Below are some records; retype all of them exactly.

= TASK DATA =
+++

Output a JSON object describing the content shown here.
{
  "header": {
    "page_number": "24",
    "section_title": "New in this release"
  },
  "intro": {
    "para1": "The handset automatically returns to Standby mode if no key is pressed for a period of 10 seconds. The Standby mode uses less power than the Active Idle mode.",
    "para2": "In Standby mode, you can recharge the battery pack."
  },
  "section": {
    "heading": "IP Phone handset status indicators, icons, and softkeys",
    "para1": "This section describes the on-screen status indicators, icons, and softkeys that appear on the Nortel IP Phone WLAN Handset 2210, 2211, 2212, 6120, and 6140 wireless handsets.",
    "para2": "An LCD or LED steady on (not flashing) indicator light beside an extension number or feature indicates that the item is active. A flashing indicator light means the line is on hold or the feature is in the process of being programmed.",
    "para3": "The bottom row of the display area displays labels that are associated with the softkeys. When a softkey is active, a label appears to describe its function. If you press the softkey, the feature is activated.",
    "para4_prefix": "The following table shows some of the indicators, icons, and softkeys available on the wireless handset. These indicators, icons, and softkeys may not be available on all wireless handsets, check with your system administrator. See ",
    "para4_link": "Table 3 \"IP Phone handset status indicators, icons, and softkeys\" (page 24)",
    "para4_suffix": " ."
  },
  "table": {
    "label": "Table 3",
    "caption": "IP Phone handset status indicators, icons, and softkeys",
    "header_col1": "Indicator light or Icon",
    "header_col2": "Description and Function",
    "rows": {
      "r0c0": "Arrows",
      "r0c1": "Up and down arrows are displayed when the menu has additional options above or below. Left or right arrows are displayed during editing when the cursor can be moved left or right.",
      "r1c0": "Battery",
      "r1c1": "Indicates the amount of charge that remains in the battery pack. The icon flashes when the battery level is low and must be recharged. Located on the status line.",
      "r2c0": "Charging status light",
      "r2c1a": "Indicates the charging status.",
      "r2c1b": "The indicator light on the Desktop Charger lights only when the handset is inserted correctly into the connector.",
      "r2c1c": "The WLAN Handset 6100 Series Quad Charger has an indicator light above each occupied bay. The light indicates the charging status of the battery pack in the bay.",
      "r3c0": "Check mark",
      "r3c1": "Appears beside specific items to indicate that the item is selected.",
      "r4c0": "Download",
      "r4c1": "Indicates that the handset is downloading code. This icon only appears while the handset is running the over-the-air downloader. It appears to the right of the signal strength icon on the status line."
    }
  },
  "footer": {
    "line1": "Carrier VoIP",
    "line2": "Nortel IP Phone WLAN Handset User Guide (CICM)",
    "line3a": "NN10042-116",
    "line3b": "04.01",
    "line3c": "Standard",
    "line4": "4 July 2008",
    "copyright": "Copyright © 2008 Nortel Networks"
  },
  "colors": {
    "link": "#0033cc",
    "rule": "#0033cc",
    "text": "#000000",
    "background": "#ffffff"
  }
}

+++

= WRITTEN ANSWER =
Output a JSON object describing the content shown here.
{
  "header": {
    "page_number": "24",
    "section_title": "New in this release"
  },
  "intro": {
    "para1": "The handset automatically returns to Standby mode if no key is pressed for a period of 10 seconds. The Standby mode uses less power than the Active Idle mode.",
    "para2": "In Standby mode, you can recharge the battery pack."
  },
  "section": {
    "heading": "IP Phone handset status indicators, icons, and softkeys",
    "para1": "This section describes the on-screen status indicators, icons, and softkeys that appear on the Nortel IP Phone WLAN Handset 2210, 2211, 2212, 6120, and 6140 wireless handsets.",
    "para2": "An LCD or LED steady on (not flashing) indicator light beside an extension number or feature indicates that the item is active. A flashing indicator light means the line is on hold or the feature is in the process of being programmed.",
    "para3": "The bottom row of the display area displays labels that are associated with the softkeys. When a softkey is active, a label appears to describe its function. If you press the softkey, the feature is activated.",
    "para4_prefix": "The following table shows some of the indicators, icons, and softkeys available on the wireless handset. These indicators, icons, and softkeys may not be available on all wireless handsets, check with your system administrator. See ",
    "para4_link": "Table 3 \"IP Phone handset status indicators, icons, and softkeys\" (page 24)",
    "para4_suffix": " ."
  },
  "table": {
    "label": "Table 3",
    "caption": "IP Phone handset status indicators, icons, and softkeys",
    "header_col1": "Indicator light or Icon",
    "header_col2": "Description and Function",
    "rows": {
      "r0c0": "Arrows",
      "r0c1": "Up and down arrows are displayed when the menu has additional options above or below. Left or right arrows are displayed during editing when the cursor can be moved left or right.",
      "r1c0": "Battery",
      "r1c1": "Indicates the amount of charge that remains in the battery pack. The icon flashes when the battery level is low and must be recharged. Located on the status line.",
      "r2c0": "Charging status light",
      "r2c1a": "Indicates the charging status.",
      "r2c1b": "The indicator light on the Desktop Charger lights only when the handset is inserted correctly into the connector.",
      "r2c1c": "The WLAN Handset 6100 Series Quad Charger has an indicator light above each occupied bay. The light indicates the charging status of the battery pack in the bay.",
      "r3c0": "Check mark",
      "r3c1": "Appears beside specific items to indicate that the item is selected.",
      "r4c0": "Download",
      "r4c1": "Indicates that the handset is downloading code. This icon only appears while the handset is running the over-the-air downloader. It appears to the right of the signal strength icon on the status line."
    }
  },
  "footer": {
    "line1": "Carrier VoIP",
    "line2": "Nortel IP Phone WLAN Handset User Guide (CICM)",
    "line3a": "NN10042-116",
    "line3b": "04.01",
    "line3c": "Standard",
    "line4": "4 July 2008",
    "copyright": "Copyright © 2008 Nortel Networks"
  },
  "colors": {
    "link": "#0033cc",
    "rule": "#0033cc",
    "text": "#000000",
    "background": "#ffffff"
  }
}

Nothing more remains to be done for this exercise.